WORK TO DO - Quote all lines below exactly. Images stay out.

DATA TO USE -
+ + + +

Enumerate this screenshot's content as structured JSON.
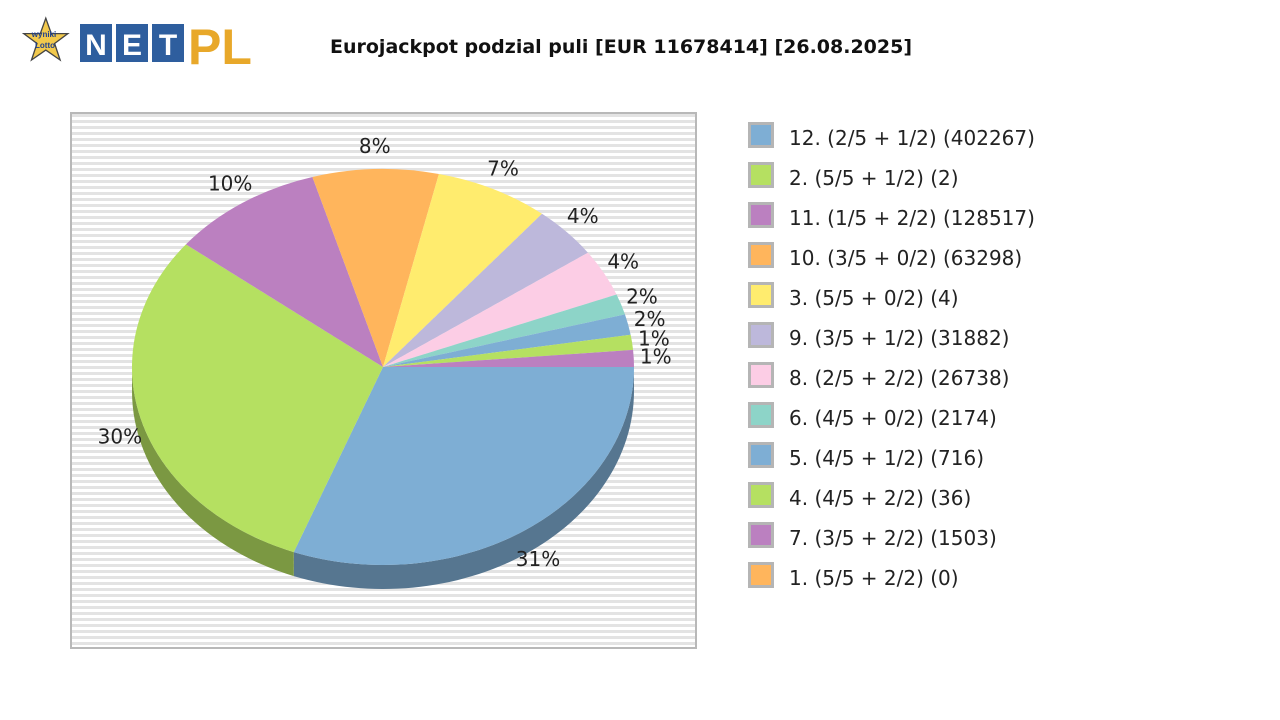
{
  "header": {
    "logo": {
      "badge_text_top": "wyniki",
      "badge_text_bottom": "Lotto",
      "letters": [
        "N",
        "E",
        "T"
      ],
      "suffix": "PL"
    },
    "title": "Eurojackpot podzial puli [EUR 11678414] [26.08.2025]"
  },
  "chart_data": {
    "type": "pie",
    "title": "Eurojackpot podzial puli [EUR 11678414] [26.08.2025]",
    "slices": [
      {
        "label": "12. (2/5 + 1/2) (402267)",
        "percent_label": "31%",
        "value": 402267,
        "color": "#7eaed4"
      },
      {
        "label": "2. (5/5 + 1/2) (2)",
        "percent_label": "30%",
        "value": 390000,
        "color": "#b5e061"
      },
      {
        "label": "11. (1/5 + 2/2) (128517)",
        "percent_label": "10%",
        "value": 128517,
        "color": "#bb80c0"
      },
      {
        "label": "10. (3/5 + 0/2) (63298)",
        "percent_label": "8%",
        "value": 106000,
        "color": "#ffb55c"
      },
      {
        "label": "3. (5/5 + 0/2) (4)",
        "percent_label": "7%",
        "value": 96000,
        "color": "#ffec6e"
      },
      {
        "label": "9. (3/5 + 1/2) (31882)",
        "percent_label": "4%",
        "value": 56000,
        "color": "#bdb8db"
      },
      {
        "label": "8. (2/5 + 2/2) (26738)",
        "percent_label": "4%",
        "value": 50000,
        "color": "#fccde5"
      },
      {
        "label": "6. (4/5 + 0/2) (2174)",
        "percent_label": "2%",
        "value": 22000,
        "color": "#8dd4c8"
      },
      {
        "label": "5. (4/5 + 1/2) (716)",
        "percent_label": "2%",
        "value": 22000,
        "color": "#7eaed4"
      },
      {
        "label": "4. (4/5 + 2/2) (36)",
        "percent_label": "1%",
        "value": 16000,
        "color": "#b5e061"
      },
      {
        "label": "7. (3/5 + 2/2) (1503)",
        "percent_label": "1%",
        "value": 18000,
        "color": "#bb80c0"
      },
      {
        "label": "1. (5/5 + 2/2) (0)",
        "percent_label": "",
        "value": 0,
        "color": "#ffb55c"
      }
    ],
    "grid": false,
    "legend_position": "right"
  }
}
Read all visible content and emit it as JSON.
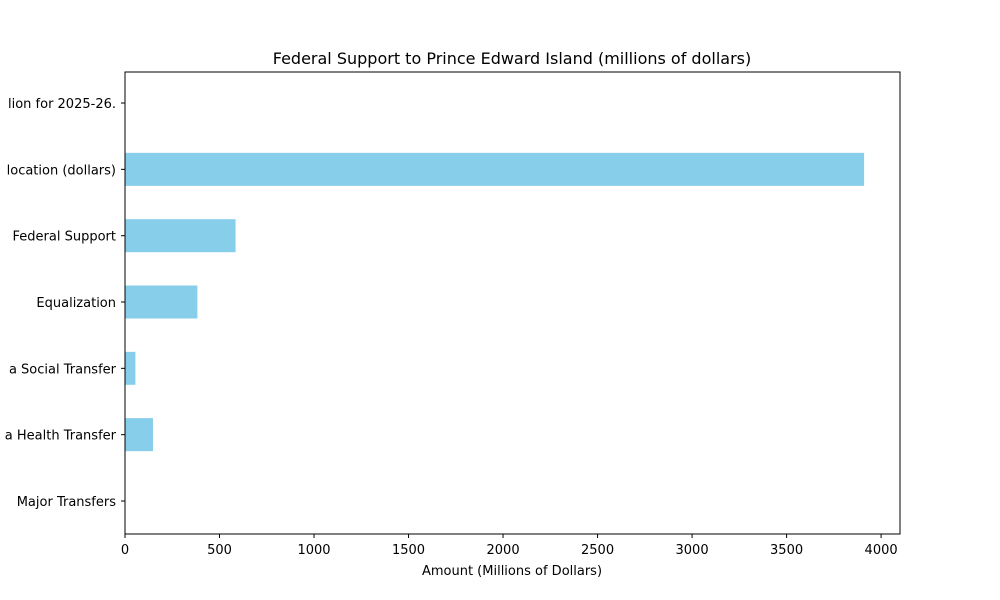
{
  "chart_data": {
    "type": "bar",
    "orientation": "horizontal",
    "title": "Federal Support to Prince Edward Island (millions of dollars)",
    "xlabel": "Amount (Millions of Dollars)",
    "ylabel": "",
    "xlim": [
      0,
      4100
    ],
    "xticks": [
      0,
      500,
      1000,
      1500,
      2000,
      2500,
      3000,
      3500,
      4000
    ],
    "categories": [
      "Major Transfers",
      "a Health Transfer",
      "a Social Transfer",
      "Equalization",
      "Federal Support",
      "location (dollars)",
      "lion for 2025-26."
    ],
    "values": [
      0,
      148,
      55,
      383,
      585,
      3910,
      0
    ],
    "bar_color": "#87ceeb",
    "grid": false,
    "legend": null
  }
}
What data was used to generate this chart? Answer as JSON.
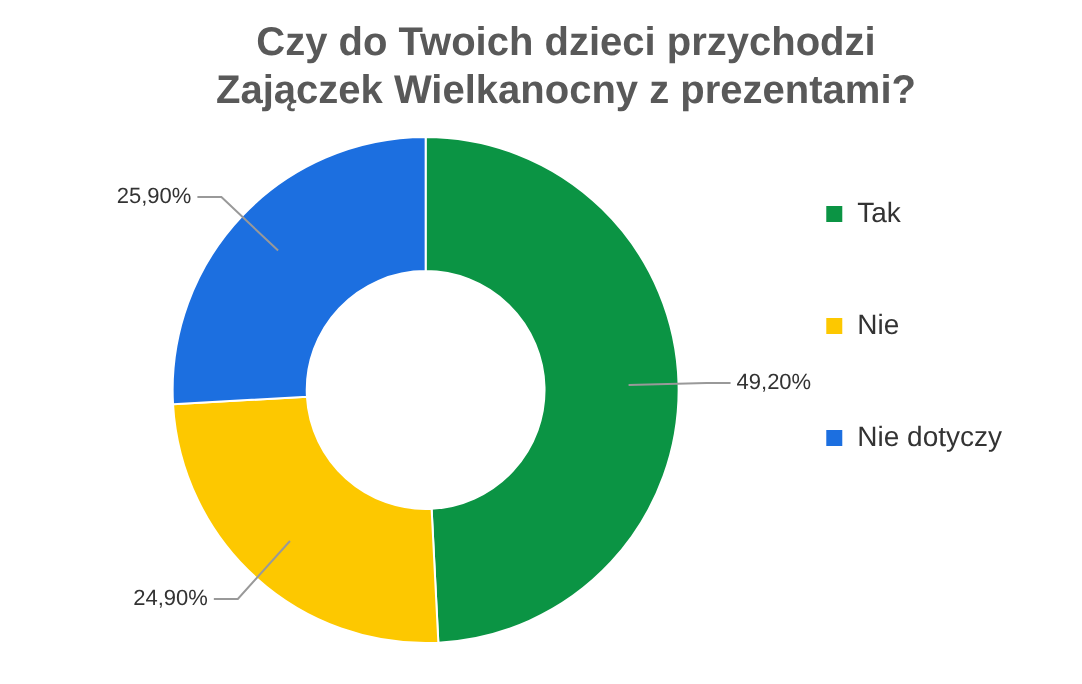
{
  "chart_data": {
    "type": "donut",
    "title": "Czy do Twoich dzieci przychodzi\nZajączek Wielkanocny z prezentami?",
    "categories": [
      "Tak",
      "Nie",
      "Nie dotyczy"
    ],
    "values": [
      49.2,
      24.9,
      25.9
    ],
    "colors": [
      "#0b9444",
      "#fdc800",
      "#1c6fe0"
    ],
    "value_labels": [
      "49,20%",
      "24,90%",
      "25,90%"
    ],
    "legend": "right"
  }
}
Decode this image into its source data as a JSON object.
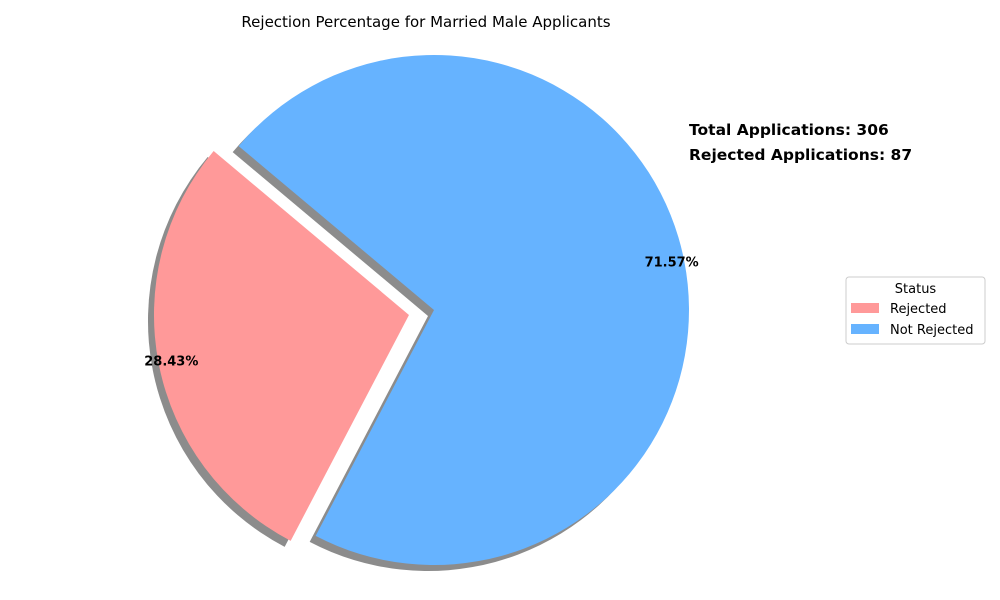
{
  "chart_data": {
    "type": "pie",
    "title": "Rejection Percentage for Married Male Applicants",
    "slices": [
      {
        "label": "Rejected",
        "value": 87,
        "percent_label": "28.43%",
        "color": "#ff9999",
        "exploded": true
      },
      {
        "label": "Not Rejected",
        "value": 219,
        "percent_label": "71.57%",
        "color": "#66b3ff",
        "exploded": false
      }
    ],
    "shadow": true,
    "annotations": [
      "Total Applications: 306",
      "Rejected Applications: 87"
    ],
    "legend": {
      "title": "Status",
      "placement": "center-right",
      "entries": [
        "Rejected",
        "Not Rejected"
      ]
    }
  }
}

+ + + +

THE ANSWER -
Enumerate this screenshot's content as structured JSON.
{
  "header": {
    "logo": {
      "badge_text_top": "wyniki",
      "badge_text_bottom": "Lotto",
      "letters": [
        "N",
        "E",
        "T"
      ],
      "suffix": "PL"
    },
    "title": "Eurojackpot podzial puli [EUR 11678414] [26.08.2025]"
  },
  "chart_data": {
    "type": "pie",
    "title": "Eurojackpot podzial puli [EUR 11678414] [26.08.2025]",
    "slices": [
      {
        "label": "12. (2/5 + 1/2) (402267)",
        "percent_label": "31%",
        "value": 402267,
        "color": "#7eaed4"
      },
      {
        "label": "2. (5/5 + 1/2) (2)",
        "percent_label": "30%",
        "value": 390000,
        "color": "#b5e061"
      },
      {
        "label": "11. (1/5 + 2/2) (128517)",
        "percent_label": "10%",
        "value": 128517,
        "color": "#bb80c0"
      },
      {
        "label": "10. (3/5 + 0/2) (63298)",
        "percent_label": "8%",
        "value": 106000,
        "color": "#ffb55c"
      },
      {
        "label": "3. (5/5 + 0/2) (4)",
        "percent_label": "7%",
        "value": 96000,
        "color": "#ffec6e"
      },
      {
        "label": "9. (3/5 + 1/2) (31882)",
        "percent_label": "4%",
        "value": 56000,
        "color": "#bdb8db"
      },
      {
        "label": "8. (2/5 + 2/2) (26738)",
        "percent_label": "4%",
        "value": 50000,
        "color": "#fccde5"
      },
      {
        "label": "6. (4/5 + 0/2) (2174)",
        "percent_label": "2%",
        "value": 22000,
        "color": "#8dd4c8"
      },
      {
        "label": "5. (4/5 + 1/2) (716)",
        "percent_label": "2%",
        "value": 22000,
        "color": "#7eaed4"
      },
      {
        "label": "4. (4/5 + 2/2) (36)",
        "percent_label": "1%",
        "value": 16000,
        "color": "#b5e061"
      },
      {
        "label": "7. (3/5 + 2/2) (1503)",
        "percent_label": "1%",
        "value": 18000,
        "color": "#bb80c0"
      },
      {
        "label": "1. (5/5 + 2/2) (0)",
        "percent_label": "",
        "value": 0,
        "color": "#ffb55c"
      }
    ],
    "grid": false,
    "legend_position": "right"
  }
}
Read all visible content and emit it as JSON.
{
  "chart_data": {
    "type": "bar",
    "orientation": "horizontal",
    "title": "Federal Support to Prince Edward Island (millions of dollars)",
    "xlabel": "Amount (Millions of Dollars)",
    "ylabel": "",
    "xlim": [
      0,
      4100
    ],
    "xticks": [
      0,
      500,
      1000,
      1500,
      2000,
      2500,
      3000,
      3500,
      4000
    ],
    "categories": [
      "Major Transfers",
      "a Health Transfer",
      "a Social Transfer",
      "Equalization",
      "Federal Support",
      "location (dollars)",
      "lion for 2025-26."
    ],
    "values": [
      0,
      148,
      55,
      383,
      585,
      3910,
      0
    ],
    "bar_color": "#87ceeb",
    "grid": false,
    "legend": null
  }
}
What data was used to generate this chart? Answer as JSON.
{
  "chart_data": {
    "type": "donut",
    "title": "Czy do Twoich dzieci przychodzi\nZajączek Wielkanocny z prezentami?",
    "categories": [
      "Tak",
      "Nie",
      "Nie dotyczy"
    ],
    "values": [
      49.2,
      24.9,
      25.9
    ],
    "colors": [
      "#0b9444",
      "#fdc800",
      "#1c6fe0"
    ],
    "value_labels": [
      "49,20%",
      "24,90%",
      "25,90%"
    ],
    "legend": "right"
  }
}
Decode this image into its source data as a JSON object.
{
  "chart_data": {
    "type": "pie",
    "title": "Rejection Percentage for Married Male Applicants",
    "slices": [
      {
        "label": "Rejected",
        "value": 87,
        "percent_label": "28.43%",
        "color": "#ff9999",
        "exploded": true
      },
      {
        "label": "Not Rejected",
        "value": 219,
        "percent_label": "71.57%",
        "color": "#66b3ff",
        "exploded": false
      }
    ],
    "shadow": true,
    "annotations": [
      "Total Applications: 306",
      "Rejected Applications: 87"
    ],
    "legend": {
      "title": "Status",
      "placement": "center-right",
      "entries": [
        "Rejected",
        "Not Rejected"
      ]
    }
  }
}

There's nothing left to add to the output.